[Source records]

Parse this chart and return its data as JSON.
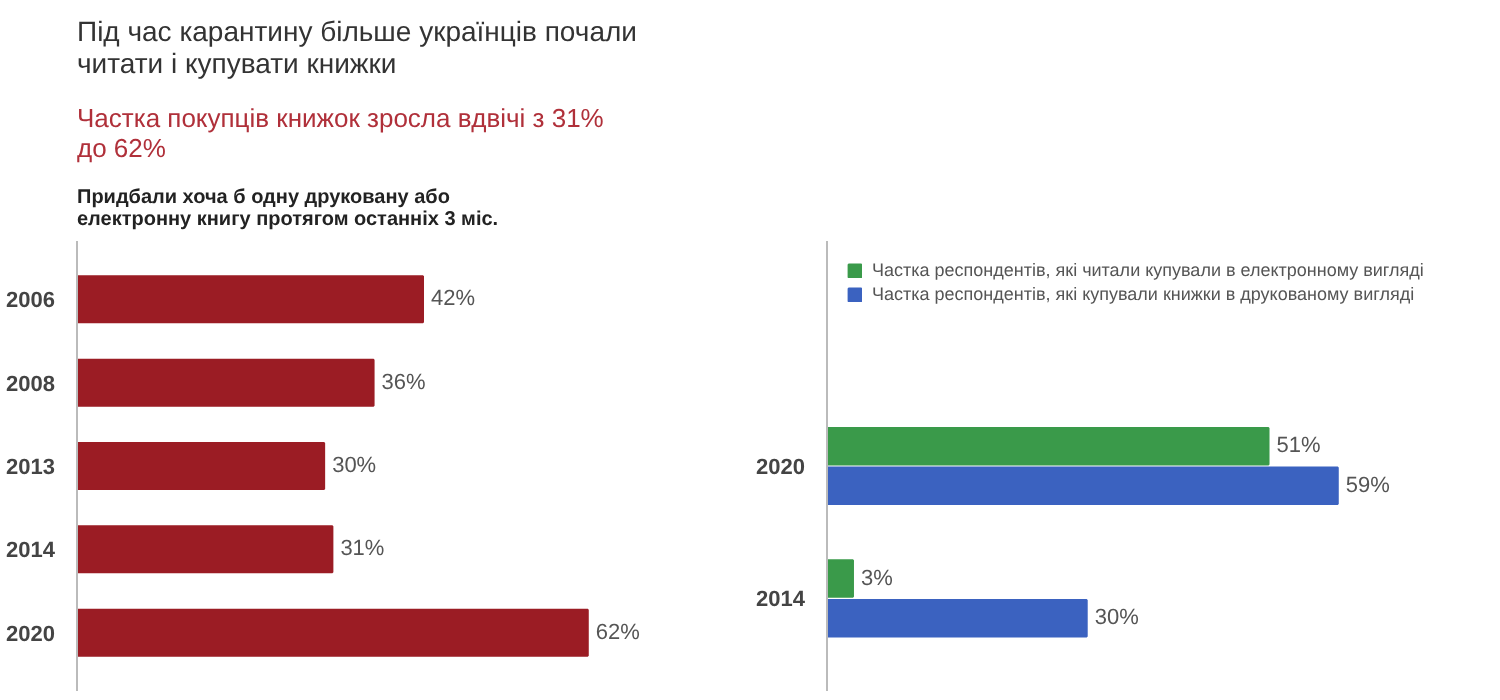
{
  "chart_data": [
    {
      "type": "bar",
      "orientation": "horizontal",
      "title": "Під час карантину більше українців почали\nчитати і купувати книжки",
      "subtitle": "Частка покупців книжок зросла вдвічі з 31%\nдо 62%",
      "annotations": [
        "Придбали хоча б одну друковану або\nелектронну книгу протягом останніх 3 міс."
      ],
      "categories": [
        "2006",
        "2008",
        "2013",
        "2014",
        "2020"
      ],
      "series": [
        {
          "color": "#9b1c24",
          "values": [
            42,
            36,
            30,
            31,
            62
          ],
          "value_labels": [
            "42%",
            "36%",
            "30%",
            "31%",
            "62%"
          ]
        }
      ]
    },
    {
      "type": "bar",
      "orientation": "horizontal",
      "categories": [
        "2020",
        "2014"
      ],
      "legend": "top",
      "series": [
        {
          "name": "Частка респондентів, які читали купували в електронному вигляді",
          "color": "#3a9a4a",
          "values": [
            51,
            3
          ],
          "value_labels": [
            "51%",
            "3%"
          ]
        },
        {
          "name": "Частка респондентів, які купували книжки в друкованому вигляді",
          "color": "#3b62c0",
          "values": [
            59,
            30
          ],
          "value_labels": [
            "59%",
            "30%"
          ]
        }
      ]
    }
  ]
}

Direction » Print all entries exactly. The images do not belong in the copy.

Output below »
Parse this chart and return its data as JSON.
{
  "chart_data": [
    {
      "type": "bar",
      "orientation": "horizontal",
      "title": "Під час карантину більше українців почали\nчитати і купувати книжки",
      "subtitle": "Частка покупців книжок зросла вдвічі з 31%\nдо 62%",
      "annotations": [
        "Придбали хоча б одну друковану або\nелектронну книгу протягом останніх 3 міс."
      ],
      "categories": [
        "2006",
        "2008",
        "2013",
        "2014",
        "2020"
      ],
      "series": [
        {
          "color": "#9b1c24",
          "values": [
            42,
            36,
            30,
            31,
            62
          ],
          "value_labels": [
            "42%",
            "36%",
            "30%",
            "31%",
            "62%"
          ]
        }
      ]
    },
    {
      "type": "bar",
      "orientation": "horizontal",
      "categories": [
        "2020",
        "2014"
      ],
      "legend": "top",
      "series": [
        {
          "name": "Частка респондентів, які читали купували в електронному вигляді",
          "color": "#3a9a4a",
          "values": [
            51,
            3
          ],
          "value_labels": [
            "51%",
            "3%"
          ]
        },
        {
          "name": "Частка респондентів, які купували книжки в друкованому вигляді",
          "color": "#3b62c0",
          "values": [
            59,
            30
          ],
          "value_labels": [
            "59%",
            "30%"
          ]
        }
      ]
    }
  ]
}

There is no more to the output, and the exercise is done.